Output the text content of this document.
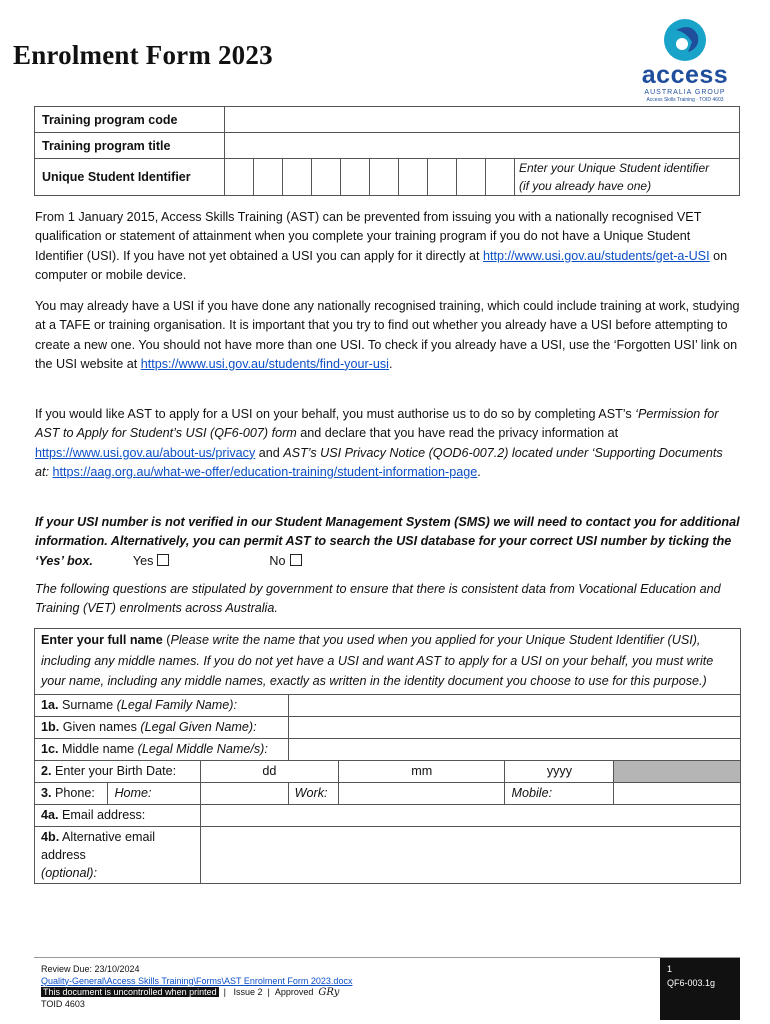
Enrolment Form 2023
access
AUSTRALIA GROUP
Access Skills Training · TOID 4603
Training program code											
Training program title											
Unique Student Identifier											Enter your Unique Student identifier
(if you already have one)

From 1 January 2015, Access Skills Training (AST) can be prevented from issuing you with a nationally recognised VET qualification or statement of attainment when you complete your training program if you do not have a Unique Student Identifier (USI). If you have not yet obtained a USI you can apply for it directly at http://www.usi.gov.au/students/get-a-USI on computer or mobile device.

You may already have a USI if you have done any nationally recognised training, which could include training at work, studying at a TAFE or training organisation. It is important that you try to find out whether you already have a USI before attempting to create a new one. You should not have more than one USI. To check if you already have a USI, use the ‘Forgotten USI’ link on the USI website at https://www.usi.gov.au/students/find-your-usi.

If you would like AST to apply for a USI on your behalf, you must authorise us to do so by completing AST’s ‘Permission for AST to Apply for Student’s USI (QF6-007) form and declare that you have read the privacy information at https://www.usi.gov.au/about-us/privacy and AST’s USI Privacy Notice (QOD6-007.2) located under ‘Supporting Documents at: https://aag.org.au/what-we-offer/education-training/student-information-page.

If your USI number is not verified in our Student Management System (SMS) we will need to contact you for additional information. Alternatively, you can permit AST to search the USI database for your correct USI number by ticking the ‘Yes’ box.	Yes	No

The following questions are stipulated by government to ensure that there is consistent data from Vocational Education and Training (VET) enrolments across Australia.

Enter your full name (Please write the name that you used when you applied for your Unique Student Identifier (USI), including any middle names. If you do not yet have a USI and want AST to apply for a USI on your behalf, you must write your name, including any middle names, exactly as written in the identity document you choose to use for this purpose.)						
1a. Surname (Legal Family Name):						
1b. Given names (Legal Given Name):						
1c. Middle name (Legal Middle Name/s):						
2. Enter your Birth Date:		dd		mm	yyyy	
3. Phone:	Home:		Work:		Mobile:	
4a. Email address:						
4b. Alternative email address
(optional):						
Review Due: 23/10/2024
Quality-General\Access Skills Training\Forms\AST Enrolment Form 2023.docx
This document is uncontrolled when printed  |   Issue 2  |  Approved GRy
TOID 4603
1
QF6-003.1g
========
Work to do » The records above must be printed exactly; the pictures stay out.

Correct answer »
Output the text content of this document.
Enrolment Form 2023
access
AUSTRALIA GROUP
Access Skills Training · TOID 4603
Training program code											
Training program title											
Unique Student Identifier											Enter your Unique Student identifier
(if you already have one)

From 1 January 2015, Access Skills Training (AST) can be prevented from issuing you with a nationally recognised VET qualification or statement of attainment when you complete your training program if you do not have a Unique Student Identifier (USI). If you have not yet obtained a USI you can apply for it directly at http://www.usi.gov.au/students/get-a-USI on computer or mobile device.

You may already have a USI if you have done any nationally recognised training, which could include training at work, studying at a TAFE or training organisation. It is important that you try to find out whether you already have a USI before attempting to create a new one. You should not have more than one USI. To check if you already have a USI, use the ‘Forgotten USI’ link on the USI website at https://www.usi.gov.au/students/find-your-usi.

If you would like AST to apply for a USI on your behalf, you must authorise us to do so by completing AST’s ‘Permission for AST to Apply for Student’s USI (QF6-007) form and declare that you have read the privacy information at https://www.usi.gov.au/about-us/privacy and AST’s USI Privacy Notice (QOD6-007.2) located under ‘Supporting Documents at: https://aag.org.au/what-we-offer/education-training/student-information-page.

If your USI number is not verified in our Student Management System (SMS) we will need to contact you for additional information. Alternatively, you can permit AST to search the USI database for your correct USI number by ticking the ‘Yes’ box.	Yes	No

The following questions are stipulated by government to ensure that there is consistent data from Vocational Education and Training (VET) enrolments across Australia.

Enter your full name (Please write the name that you used when you applied for your Unique Student Identifier (USI), including any middle names. If you do not yet have a USI and want AST to apply for a USI on your behalf, you must write your name, including any middle names, exactly as written in the identity document you choose to use for this purpose.)						
1a. Surname (Legal Family Name):						
1b. Given names (Legal Given Name):						
1c. Middle name (Legal Middle Name/s):						
2. Enter your Birth Date:		dd		mm	yyyy	
3. Phone:	Home:		Work:		Mobile:	
4a. Email address:						
4b. Alternative email address
(optional):						
Review Due: 23/10/2024
Quality-General\Access Skills Training\Forms\AST Enrolment Form 2023.docx
This document is uncontrolled when printed  |   Issue 2  |  Approved GRy
TOID 4603
1
QF6-003.1g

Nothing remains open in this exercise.